#### Instruction:
Rewrite the items below, putting "Drawing size" in place of "Patent image size" throughout and leaving everything else unchanged.

#### Raw data:

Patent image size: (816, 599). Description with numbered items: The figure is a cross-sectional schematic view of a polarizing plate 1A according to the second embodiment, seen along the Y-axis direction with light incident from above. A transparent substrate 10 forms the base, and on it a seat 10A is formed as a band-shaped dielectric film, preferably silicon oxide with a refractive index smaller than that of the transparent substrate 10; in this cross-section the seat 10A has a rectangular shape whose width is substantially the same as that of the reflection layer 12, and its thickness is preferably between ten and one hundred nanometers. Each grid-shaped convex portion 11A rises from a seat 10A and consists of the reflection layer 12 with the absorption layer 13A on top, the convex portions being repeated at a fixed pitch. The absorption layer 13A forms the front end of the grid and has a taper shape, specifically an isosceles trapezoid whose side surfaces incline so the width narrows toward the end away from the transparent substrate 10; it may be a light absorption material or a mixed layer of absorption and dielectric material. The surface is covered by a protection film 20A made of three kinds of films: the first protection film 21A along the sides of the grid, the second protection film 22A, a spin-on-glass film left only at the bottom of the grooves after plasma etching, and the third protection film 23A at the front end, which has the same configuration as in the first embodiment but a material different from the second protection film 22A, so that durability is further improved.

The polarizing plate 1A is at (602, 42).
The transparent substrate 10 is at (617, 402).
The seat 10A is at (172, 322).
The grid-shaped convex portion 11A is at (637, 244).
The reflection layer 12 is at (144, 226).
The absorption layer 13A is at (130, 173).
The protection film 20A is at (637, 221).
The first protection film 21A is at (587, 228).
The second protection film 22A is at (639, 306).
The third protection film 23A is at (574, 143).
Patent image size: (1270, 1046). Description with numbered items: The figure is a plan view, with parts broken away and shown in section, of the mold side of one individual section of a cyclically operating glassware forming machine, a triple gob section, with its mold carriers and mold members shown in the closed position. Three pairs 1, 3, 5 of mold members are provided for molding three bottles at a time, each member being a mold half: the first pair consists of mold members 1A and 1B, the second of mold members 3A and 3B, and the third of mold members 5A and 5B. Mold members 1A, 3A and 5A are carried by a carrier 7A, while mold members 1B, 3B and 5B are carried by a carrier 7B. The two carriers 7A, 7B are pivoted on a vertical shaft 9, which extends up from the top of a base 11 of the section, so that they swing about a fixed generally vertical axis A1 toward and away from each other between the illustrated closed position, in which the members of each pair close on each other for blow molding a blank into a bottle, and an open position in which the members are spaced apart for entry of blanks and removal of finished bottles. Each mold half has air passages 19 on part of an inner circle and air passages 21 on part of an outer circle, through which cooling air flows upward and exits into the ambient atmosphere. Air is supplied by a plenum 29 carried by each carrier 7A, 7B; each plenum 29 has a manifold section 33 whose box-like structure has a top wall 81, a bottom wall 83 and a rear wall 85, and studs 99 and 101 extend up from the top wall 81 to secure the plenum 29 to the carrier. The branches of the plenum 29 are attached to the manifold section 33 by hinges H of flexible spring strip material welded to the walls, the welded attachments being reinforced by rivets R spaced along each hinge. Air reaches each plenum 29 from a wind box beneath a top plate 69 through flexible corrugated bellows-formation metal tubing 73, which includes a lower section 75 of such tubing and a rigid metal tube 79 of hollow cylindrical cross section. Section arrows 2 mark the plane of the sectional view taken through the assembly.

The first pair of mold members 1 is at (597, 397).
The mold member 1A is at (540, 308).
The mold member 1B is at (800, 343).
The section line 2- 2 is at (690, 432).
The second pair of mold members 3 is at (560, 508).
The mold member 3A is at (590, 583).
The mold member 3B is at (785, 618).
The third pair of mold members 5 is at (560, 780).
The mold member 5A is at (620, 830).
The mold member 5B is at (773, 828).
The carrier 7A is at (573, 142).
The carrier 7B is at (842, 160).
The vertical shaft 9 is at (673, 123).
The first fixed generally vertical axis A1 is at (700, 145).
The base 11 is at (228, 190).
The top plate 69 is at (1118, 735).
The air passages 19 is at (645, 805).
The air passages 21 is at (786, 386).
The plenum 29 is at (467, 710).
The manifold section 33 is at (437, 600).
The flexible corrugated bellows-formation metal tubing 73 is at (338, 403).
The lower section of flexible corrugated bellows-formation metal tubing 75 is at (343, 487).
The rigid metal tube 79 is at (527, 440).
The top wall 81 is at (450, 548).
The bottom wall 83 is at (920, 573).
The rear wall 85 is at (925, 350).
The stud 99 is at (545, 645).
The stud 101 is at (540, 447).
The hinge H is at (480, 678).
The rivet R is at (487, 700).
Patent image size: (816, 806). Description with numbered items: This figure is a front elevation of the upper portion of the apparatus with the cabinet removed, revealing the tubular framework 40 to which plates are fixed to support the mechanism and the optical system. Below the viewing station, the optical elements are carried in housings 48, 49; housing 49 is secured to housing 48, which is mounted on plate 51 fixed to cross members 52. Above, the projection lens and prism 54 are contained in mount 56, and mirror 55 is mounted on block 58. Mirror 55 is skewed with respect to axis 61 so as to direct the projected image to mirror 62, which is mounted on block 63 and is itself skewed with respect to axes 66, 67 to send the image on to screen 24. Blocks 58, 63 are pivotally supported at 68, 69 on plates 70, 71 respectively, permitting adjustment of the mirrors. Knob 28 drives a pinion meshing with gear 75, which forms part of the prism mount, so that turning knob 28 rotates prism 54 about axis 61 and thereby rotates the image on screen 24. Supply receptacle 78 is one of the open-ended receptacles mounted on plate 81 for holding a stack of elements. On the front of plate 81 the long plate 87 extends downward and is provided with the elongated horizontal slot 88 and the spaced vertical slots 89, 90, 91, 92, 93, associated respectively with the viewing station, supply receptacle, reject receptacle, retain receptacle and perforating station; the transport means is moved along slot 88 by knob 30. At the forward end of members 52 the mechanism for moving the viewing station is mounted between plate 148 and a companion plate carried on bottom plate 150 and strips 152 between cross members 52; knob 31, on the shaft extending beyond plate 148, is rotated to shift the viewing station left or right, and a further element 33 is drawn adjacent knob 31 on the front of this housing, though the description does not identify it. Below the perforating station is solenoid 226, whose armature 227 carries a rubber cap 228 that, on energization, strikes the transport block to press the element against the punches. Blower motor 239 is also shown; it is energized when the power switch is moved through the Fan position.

#### Full output:
Drawing size: (816, 599). Description with numbered items: The figure is a cross-sectional schematic view of a polarizing plate 1A according to the second embodiment, seen along the Y-axis direction with light incident from above. A transparent substrate 10 forms the base, and on it a seat 10A is formed as a band-shaped dielectric film, preferably silicon oxide with a refractive index smaller than that of the transparent substrate 10; in this cross-section the seat 10A has a rectangular shape whose width is substantially the same as that of the reflection layer 12, and its thickness is preferably between ten and one hundred nanometers. Each grid-shaped convex portion 11A rises from a seat 10A and consists of the reflection layer 12 with the absorption layer 13A on top, the convex portions being repeated at a fixed pitch. The absorption layer 13A forms the front end of the grid and has a taper shape, specifically an isosceles trapezoid whose side surfaces incline so the width narrows toward the end away from the transparent substrate 10; it may be a light absorption material or a mixed layer of absorption and dielectric material. The surface is covered by a protection film 20A made of three kinds of films: the first protection film 21A along the sides of the grid, the second protection film 22A, a spin-on-glass film left only at the bottom of the grooves after plasma etching, and the third protection film 23A at the front end, which has the same configuration as in the first embodiment but a material different from the second protection film 22A, so that durability is further improved.

The polarizing plate 1A is at (602, 42).
The transparent substrate 10 is at (617, 402).
The seat 10A is at (172, 322).
The grid-shaped convex portion 11A is at (637, 244).
The reflection layer 12 is at (144, 226).
The absorption layer 13A is at (130, 173).
The protection film 20A is at (637, 221).
The first protection film 21A is at (587, 228).
The second protection film 22A is at (639, 306).
The third protection film 23A is at (574, 143).
Drawing size: (1270, 1046). Description with numbered items: The figure is a plan view, with parts broken away and shown in section, of the mold side of one individual section of a cyclically operating glassware forming machine, a triple gob section, with its mold carriers and mold members shown in the closed position. Three pairs 1, 3, 5 of mold members are provided for molding three bottles at a time, each member being a mold half: the first pair consists of mold members 1A and 1B, the second of mold members 3A and 3B, and the third of mold members 5A and 5B. Mold members 1A, 3A and 5A are carried by a carrier 7A, while mold members 1B, 3B and 5B are carried by a carrier 7B. The two carriers 7A, 7B are pivoted on a vertical shaft 9, which extends up from the top of a base 11 of the section, so that they swing about a fixed generally vertical axis A1 toward and away from each other between the illustrated closed position, in which the members of each pair close on each other for blow molding a blank into a bottle, and an open position in which the members are spaced apart for entry of blanks and removal of finished bottles. Each mold half has air passages 19 on part of an inner circle and air passages 21 on part of an outer circle, through which cooling air flows upward and exits into the ambient atmosphere. Air is supplied by a plenum 29 carried by each carrier 7A, 7B; each plenum 29 has a manifold section 33 whose box-like structure has a top wall 81, a bottom wall 83 and a rear wall 85, and studs 99 and 101 extend up from the top wall 81 to secure the plenum 29 to the carrier. The branches of the plenum 29 are attached to the manifold section 33 by hinges H of flexible spring strip material welded to the walls, the welded attachments being reinforced by rivets R spaced along each hinge. Air reaches each plenum 29 from a wind box beneath a top plate 69 through flexible corrugated bellows-formation metal tubing 73, which includes a lower section 75 of such tubing and a rigid metal tube 79 of hollow cylindrical cross section. Section arrows 2 mark the plane of the sectional view taken through the assembly.

The first pair of mold members 1 is at (597, 397).
The mold member 1A is at (540, 308).
The mold member 1B is at (800, 343).
The section line 2- 2 is at (690, 432).
The second pair of mold members 3 is at (560, 508).
The mold member 3A is at (590, 583).
The mold member 3B is at (785, 618).
The third pair of mold members 5 is at (560, 780).
The mold member 5A is at (620, 830).
The mold member 5B is at (773, 828).
The carrier 7A is at (573, 142).
The carrier 7B is at (842, 160).
The vertical shaft 9 is at (673, 123).
The first fixed generally vertical axis A1 is at (700, 145).
The base 11 is at (228, 190).
The top plate 69 is at (1118, 735).
The air passages 19 is at (645, 805).
The air passages 21 is at (786, 386).
The plenum 29 is at (467, 710).
The manifold section 33 is at (437, 600).
The flexible corrugated bellows-formation metal tubing 73 is at (338, 403).
The lower section of flexible corrugated bellows-formation metal tubing 75 is at (343, 487).
The rigid metal tube 79 is at (527, 440).
The top wall 81 is at (450, 548).
The bottom wall 83 is at (920, 573).
The rear wall 85 is at (925, 350).
The stud 99 is at (545, 645).
The stud 101 is at (540, 447).
The hinge H is at (480, 678).
The rivet R is at (487, 700).
Drawing size: (816, 806). Description with numbered items: This figure is a front elevation of the upper portion of the apparatus with the cabinet removed, revealing the tubular framework 40 to which plates are fixed to support the mechanism and the optical system. Below the viewing station, the optical elements are carried in housings 48, 49; housing 49 is secured to housing 48, which is mounted on plate 51 fixed to cross members 52. Above, the projection lens and prism 54 are contained in mount 56, and mirror 55 is mounted on block 58. Mirror 55 is skewed with respect to axis 61 so as to direct the projected image to mirror 62, which is mounted on block 63 and is itself skewed with respect to axes 66, 67 to send the image on to screen 24. Blocks 58, 63 are pivotally supported at 68, 69 on plates 70, 71 respectively, permitting adjustment of the mirrors. Knob 28 drives a pinion meshing with gear 75, which forms part of the prism mount, so that turning knob 28 rotates prism 54 about axis 61 and thereby rotates the image on screen 24. Supply receptacle 78 is one of the open-ended receptacles mounted on plate 81 for holding a stack of elements. On the front of plate 81 the long plate 87 extends downward and is provided with the elongated horizontal slot 88 and the spaced vertical slots 89, 90, 91, 92, 93, associated respectively with the viewing station, supply receptacle, reject receptacle, retain receptacle and perforating station; the transport means is moved along slot 88 by knob 30. At the forward end of members 52 the mechanism for moving the viewing station is mounted between plate 148 and a companion plate carried on bottom plate 150 and strips 152 between cross members 52; knob 31, on the shaft extending beyond plate 148, is rotated to shift the viewing station left or right, and a further element 33 is drawn adjacent knob 31 on the front of this housing, though the description does not identify it. Below the perforating station is solenoid 226, whose armature 227 carries a rubber cap 228 that, on energization, strikes the transport block to press the element against the punches. Blower motor 239 is also shown; it is energized when the power switch is moved through the Fan position.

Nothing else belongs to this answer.